* **What to produce**: Gather all lines with the word "Juni" in them.

=-=-=-=-=

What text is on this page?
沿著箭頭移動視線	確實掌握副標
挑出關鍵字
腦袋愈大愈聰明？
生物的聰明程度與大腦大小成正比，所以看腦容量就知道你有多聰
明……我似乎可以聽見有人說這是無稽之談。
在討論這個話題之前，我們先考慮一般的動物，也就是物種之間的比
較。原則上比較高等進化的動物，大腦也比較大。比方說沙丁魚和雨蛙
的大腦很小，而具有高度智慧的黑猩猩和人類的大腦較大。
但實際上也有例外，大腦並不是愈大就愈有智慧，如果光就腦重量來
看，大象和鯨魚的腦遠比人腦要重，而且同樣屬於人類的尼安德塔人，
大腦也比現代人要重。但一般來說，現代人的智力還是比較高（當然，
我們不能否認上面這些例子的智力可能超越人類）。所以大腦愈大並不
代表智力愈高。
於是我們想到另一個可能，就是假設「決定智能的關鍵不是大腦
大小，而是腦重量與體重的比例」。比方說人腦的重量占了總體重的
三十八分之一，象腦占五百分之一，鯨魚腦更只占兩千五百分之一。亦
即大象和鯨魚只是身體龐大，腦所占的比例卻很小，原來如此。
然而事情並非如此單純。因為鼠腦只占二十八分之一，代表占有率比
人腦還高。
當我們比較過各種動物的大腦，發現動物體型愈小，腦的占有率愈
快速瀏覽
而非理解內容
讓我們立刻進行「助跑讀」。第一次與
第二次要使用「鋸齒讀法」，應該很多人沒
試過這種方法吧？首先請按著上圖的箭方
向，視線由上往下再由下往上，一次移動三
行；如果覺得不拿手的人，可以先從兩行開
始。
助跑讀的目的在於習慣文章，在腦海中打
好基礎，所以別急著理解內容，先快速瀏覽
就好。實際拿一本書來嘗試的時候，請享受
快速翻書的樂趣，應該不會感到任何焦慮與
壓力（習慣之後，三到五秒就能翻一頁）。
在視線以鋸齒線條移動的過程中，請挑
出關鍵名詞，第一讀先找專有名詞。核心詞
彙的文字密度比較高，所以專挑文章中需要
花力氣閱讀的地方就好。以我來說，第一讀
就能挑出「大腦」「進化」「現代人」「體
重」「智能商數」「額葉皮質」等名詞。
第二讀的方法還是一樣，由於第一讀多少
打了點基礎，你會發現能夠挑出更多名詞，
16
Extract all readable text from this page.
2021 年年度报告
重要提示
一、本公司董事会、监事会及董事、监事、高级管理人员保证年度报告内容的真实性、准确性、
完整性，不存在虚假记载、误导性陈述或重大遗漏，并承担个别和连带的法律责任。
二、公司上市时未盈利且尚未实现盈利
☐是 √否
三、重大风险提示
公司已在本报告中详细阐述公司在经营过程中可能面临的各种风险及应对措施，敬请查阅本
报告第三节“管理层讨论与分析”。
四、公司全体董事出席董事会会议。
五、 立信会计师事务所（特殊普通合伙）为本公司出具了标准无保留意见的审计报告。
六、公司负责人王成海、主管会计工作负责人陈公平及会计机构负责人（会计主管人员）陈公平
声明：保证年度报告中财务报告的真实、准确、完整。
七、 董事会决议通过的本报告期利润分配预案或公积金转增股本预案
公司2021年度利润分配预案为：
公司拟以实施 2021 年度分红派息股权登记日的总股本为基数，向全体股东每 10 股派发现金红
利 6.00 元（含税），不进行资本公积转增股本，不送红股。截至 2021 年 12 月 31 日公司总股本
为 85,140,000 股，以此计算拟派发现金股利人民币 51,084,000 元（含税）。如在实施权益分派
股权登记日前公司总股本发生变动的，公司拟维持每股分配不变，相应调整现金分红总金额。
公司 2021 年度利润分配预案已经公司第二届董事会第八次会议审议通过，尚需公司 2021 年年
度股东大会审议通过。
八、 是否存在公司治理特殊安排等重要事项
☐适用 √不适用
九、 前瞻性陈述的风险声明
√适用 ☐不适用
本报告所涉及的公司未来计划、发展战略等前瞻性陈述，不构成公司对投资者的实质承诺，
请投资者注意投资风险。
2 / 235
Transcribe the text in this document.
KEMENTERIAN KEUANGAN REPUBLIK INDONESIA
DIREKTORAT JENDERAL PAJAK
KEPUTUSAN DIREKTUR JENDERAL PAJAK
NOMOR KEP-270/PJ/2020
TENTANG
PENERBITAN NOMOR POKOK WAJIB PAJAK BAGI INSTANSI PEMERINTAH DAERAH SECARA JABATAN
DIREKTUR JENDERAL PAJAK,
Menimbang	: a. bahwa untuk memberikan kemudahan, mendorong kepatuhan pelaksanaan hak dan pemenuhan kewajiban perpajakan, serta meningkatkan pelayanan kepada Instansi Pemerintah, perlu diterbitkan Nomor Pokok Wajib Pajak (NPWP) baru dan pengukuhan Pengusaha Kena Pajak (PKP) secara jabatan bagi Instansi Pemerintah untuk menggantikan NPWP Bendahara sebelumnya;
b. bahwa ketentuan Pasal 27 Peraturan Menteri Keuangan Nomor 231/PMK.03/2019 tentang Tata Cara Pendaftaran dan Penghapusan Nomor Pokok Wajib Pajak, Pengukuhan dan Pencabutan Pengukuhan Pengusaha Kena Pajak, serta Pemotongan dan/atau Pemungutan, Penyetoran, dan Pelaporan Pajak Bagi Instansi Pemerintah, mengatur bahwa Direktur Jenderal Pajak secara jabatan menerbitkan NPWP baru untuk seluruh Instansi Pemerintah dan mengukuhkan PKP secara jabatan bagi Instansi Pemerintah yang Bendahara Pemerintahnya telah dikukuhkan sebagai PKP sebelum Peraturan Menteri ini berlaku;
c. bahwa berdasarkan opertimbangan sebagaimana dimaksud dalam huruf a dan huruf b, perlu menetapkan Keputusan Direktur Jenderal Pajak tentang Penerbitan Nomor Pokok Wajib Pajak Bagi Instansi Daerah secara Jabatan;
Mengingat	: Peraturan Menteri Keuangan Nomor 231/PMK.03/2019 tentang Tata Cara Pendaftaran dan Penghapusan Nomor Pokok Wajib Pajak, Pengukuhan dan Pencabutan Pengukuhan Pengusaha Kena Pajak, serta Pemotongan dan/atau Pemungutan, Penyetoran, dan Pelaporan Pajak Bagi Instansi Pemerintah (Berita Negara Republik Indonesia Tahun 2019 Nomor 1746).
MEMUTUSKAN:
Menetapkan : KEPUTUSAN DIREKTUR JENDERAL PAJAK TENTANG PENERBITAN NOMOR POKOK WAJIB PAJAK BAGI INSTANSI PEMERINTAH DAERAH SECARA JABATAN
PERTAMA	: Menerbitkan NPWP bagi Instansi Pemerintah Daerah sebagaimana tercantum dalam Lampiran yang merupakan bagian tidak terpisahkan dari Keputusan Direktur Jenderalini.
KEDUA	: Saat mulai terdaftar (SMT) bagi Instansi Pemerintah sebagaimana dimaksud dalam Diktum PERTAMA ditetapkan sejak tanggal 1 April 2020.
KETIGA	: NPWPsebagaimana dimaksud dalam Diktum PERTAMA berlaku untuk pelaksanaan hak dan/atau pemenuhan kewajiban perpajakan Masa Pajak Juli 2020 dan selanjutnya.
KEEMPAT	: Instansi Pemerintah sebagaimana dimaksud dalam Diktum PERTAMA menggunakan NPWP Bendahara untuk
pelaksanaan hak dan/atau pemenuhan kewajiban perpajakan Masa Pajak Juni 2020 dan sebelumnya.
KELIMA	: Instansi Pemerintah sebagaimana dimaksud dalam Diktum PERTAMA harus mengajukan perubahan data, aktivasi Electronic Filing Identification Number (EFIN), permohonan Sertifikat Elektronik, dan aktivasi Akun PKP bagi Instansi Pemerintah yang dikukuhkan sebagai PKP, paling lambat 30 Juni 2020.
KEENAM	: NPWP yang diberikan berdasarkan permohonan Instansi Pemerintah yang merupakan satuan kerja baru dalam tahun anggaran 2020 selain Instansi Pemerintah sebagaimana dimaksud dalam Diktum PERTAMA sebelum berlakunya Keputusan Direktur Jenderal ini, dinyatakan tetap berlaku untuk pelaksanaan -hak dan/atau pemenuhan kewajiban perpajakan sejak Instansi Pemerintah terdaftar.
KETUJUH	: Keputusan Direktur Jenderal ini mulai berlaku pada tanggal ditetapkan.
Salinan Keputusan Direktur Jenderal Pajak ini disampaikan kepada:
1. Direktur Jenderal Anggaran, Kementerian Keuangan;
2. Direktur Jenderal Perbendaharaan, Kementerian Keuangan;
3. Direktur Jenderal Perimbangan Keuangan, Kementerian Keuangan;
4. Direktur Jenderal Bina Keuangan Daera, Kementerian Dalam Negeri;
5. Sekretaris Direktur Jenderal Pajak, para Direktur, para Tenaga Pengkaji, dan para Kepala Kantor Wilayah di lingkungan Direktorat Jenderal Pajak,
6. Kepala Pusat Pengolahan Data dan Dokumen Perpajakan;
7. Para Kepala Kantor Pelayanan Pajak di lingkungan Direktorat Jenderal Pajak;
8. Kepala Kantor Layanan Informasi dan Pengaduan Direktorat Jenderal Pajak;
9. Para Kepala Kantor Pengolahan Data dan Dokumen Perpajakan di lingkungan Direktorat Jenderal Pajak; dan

=-=-=-=-=

* **Response to the exercise**:
pelaksanaan hak dan/atau pemenuhan kewajiban perpajakan Masa Pajak Juni 2020 dan sebelumnya.
KELIMA	: Instansi Pemerintah sebagaimana dimaksud dalam Diktum PERTAMA harus mengajukan perubahan data, aktivasi Electronic Filing Identification Number (EFIN), permohonan Sertifikat Elektronik, dan aktivasi Akun PKP bagi Instansi Pemerintah yang dikukuhkan sebagai PKP, paling lambat 30 Juni 2020.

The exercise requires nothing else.